> _CHALLENGE_
Extract every line of the material that holds the string "intervencí".

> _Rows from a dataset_
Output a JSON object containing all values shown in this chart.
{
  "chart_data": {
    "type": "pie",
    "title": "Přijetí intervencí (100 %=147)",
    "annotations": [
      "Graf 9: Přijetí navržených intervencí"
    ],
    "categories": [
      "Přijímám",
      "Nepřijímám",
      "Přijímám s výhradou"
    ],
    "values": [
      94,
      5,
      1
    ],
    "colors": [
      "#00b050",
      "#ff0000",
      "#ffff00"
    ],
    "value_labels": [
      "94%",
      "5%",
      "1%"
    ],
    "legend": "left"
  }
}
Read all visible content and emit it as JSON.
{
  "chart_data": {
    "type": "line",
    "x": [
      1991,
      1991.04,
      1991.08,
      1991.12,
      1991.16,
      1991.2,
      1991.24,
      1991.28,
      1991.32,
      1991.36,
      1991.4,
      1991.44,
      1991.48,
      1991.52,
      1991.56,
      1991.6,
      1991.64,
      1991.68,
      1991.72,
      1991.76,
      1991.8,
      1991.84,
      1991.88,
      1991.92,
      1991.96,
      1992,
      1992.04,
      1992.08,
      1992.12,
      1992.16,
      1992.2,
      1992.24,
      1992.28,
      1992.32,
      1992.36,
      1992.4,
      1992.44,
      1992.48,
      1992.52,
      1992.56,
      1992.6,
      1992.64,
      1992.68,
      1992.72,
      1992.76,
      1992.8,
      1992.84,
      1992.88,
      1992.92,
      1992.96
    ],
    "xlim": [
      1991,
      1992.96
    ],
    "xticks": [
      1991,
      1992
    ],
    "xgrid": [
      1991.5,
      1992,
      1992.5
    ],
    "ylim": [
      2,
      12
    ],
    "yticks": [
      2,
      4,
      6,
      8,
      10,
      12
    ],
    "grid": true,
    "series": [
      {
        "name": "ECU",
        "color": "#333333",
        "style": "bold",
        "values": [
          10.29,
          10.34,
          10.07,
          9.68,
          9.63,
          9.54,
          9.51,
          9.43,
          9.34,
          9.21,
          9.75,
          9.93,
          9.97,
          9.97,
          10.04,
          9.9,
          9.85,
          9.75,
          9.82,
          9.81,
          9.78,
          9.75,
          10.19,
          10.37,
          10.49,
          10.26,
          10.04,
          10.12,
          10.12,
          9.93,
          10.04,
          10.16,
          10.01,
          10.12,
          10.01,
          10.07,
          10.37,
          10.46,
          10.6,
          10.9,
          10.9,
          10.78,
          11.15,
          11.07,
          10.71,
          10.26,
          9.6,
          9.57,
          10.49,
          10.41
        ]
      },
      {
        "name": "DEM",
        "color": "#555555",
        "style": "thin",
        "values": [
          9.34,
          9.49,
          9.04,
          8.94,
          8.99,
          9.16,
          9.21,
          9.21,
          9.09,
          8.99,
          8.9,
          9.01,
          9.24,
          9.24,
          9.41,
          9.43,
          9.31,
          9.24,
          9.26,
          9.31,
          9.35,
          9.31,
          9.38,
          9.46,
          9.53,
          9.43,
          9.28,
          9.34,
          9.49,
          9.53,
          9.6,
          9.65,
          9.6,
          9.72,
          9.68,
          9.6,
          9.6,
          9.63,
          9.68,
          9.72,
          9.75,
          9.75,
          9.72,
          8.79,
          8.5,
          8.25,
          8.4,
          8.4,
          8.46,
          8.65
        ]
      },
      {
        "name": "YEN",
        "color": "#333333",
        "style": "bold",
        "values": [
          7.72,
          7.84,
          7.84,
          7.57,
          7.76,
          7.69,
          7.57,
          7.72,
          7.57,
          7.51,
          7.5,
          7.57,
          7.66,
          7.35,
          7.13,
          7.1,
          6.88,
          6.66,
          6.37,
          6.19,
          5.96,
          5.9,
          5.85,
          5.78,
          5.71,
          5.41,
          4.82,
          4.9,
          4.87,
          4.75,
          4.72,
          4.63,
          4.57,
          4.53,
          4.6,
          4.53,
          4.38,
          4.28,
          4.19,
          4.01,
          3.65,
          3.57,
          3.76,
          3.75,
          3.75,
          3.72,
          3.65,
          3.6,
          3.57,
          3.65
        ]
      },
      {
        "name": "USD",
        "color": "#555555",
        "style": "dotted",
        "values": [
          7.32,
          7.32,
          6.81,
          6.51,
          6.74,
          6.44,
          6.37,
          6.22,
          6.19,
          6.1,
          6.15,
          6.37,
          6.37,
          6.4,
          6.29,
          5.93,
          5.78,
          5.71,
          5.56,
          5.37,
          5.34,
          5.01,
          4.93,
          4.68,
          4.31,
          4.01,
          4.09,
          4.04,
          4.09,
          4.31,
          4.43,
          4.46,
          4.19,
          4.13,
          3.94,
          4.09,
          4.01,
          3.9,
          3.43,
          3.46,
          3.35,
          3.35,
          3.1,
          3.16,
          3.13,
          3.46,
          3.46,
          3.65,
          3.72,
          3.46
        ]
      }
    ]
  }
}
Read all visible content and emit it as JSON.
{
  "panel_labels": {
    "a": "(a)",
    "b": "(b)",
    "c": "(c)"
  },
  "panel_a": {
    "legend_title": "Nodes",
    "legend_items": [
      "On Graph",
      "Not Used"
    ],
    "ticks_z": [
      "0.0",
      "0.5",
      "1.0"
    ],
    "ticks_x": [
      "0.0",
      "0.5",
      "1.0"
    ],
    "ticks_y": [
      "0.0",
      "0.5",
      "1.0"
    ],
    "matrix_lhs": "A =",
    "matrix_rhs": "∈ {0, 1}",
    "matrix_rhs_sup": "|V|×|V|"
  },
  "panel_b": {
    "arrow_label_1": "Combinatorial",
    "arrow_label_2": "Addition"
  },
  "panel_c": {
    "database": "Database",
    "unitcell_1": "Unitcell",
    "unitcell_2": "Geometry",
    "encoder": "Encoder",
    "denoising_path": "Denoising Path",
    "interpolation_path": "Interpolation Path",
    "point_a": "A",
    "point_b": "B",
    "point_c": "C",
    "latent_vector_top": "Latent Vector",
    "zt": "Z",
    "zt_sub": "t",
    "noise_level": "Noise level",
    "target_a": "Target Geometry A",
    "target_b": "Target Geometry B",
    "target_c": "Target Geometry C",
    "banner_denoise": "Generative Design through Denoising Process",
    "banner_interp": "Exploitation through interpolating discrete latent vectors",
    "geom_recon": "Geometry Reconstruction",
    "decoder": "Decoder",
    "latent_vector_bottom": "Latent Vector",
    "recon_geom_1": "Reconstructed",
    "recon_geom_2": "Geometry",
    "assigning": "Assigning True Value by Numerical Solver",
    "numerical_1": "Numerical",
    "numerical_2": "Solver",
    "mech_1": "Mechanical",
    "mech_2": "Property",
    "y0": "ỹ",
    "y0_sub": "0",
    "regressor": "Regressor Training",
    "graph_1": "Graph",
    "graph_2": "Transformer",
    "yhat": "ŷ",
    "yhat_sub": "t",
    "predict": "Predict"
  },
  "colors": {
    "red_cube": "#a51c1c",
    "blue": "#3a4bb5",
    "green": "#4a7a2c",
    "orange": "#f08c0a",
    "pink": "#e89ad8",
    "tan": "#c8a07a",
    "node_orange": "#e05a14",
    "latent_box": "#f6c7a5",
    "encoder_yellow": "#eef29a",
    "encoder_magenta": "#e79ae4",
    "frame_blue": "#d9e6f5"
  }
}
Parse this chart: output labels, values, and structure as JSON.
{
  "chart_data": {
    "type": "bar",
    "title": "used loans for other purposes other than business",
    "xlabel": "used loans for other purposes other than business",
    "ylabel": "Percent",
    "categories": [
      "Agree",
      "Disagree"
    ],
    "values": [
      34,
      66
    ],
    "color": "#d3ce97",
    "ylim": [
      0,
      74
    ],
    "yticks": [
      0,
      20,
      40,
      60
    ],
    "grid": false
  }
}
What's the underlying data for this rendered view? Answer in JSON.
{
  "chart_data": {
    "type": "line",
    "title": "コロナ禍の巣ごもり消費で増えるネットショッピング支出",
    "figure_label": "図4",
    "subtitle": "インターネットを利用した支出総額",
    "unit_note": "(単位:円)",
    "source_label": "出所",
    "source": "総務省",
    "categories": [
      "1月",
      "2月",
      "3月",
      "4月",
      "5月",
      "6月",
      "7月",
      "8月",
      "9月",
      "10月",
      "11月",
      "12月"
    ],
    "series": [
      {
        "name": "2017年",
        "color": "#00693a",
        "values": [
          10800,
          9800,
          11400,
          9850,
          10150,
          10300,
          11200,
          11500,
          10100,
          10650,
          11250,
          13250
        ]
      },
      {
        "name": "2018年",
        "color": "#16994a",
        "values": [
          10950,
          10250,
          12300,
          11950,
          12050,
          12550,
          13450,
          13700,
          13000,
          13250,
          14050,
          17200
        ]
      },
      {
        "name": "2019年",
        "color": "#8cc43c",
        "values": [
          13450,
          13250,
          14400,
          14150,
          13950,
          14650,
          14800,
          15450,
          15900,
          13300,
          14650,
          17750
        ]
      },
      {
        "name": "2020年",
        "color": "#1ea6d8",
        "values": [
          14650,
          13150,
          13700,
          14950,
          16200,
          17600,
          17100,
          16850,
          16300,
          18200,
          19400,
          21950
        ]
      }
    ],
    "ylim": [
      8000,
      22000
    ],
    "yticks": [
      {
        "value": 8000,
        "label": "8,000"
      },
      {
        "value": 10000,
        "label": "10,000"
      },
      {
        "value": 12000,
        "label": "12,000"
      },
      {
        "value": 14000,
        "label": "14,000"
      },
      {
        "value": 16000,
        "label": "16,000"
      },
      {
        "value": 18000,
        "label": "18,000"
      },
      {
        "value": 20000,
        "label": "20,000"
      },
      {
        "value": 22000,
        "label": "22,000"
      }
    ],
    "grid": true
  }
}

> _ANSWER TO THIS PROBLEM_
    "title": "Přijetí intervencí (100 %=147)",
      "Graf 9: Přijetí navržených intervencí"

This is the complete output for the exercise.